Objective: Would you retype all of these records exactly?

Stored items from a collection
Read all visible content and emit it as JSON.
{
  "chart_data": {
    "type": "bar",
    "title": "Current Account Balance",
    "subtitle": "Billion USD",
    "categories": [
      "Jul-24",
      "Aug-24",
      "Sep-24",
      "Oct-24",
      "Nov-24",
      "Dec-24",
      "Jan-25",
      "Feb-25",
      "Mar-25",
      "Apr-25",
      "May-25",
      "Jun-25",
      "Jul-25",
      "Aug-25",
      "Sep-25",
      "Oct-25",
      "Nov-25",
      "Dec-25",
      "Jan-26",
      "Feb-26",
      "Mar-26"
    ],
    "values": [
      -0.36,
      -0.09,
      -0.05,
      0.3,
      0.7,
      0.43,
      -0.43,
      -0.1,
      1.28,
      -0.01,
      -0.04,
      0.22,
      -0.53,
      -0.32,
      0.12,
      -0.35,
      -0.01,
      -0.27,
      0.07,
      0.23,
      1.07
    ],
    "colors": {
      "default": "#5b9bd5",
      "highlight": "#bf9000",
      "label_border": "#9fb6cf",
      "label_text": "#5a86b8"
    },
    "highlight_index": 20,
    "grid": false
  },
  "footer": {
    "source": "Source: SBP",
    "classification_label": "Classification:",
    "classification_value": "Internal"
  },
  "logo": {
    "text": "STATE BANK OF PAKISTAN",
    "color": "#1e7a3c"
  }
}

Task answer:
Read all visible content and emit it as JSON.
{
  "chart_data": {
    "type": "bar",
    "title": "Current Account Balance",
    "subtitle": "Billion USD",
    "categories": [
      "Jul-24",
      "Aug-24",
      "Sep-24",
      "Oct-24",
      "Nov-24",
      "Dec-24",
      "Jan-25",
      "Feb-25",
      "Mar-25",
      "Apr-25",
      "May-25",
      "Jun-25",
      "Jul-25",
      "Aug-25",
      "Sep-25",
      "Oct-25",
      "Nov-25",
      "Dec-25",
      "Jan-26",
      "Feb-26",
      "Mar-26"
    ],
    "values": [
      -0.36,
      -0.09,
      -0.05,
      0.3,
      0.7,
      0.43,
      -0.43,
      -0.1,
      1.28,
      -0.01,
      -0.04,
      0.22,
      -0.53,
      -0.32,
      0.12,
      -0.35,
      -0.01,
      -0.27,
      0.07,
      0.23,
      1.07
    ],
    "colors": {
      "default": "#5b9bd5",
      "highlight": "#bf9000",
      "label_border": "#9fb6cf",
      "label_text": "#5a86b8"
    },
    "highlight_index": 20,
    "grid": false
  },
  "footer": {
    "source": "Source: SBP",
    "classification_label": "Classification:",
    "classification_value": "Internal"
  },
  "logo": {
    "text": "STATE BANK OF PAKISTAN",
    "color": "#1e7a3c"
  }
}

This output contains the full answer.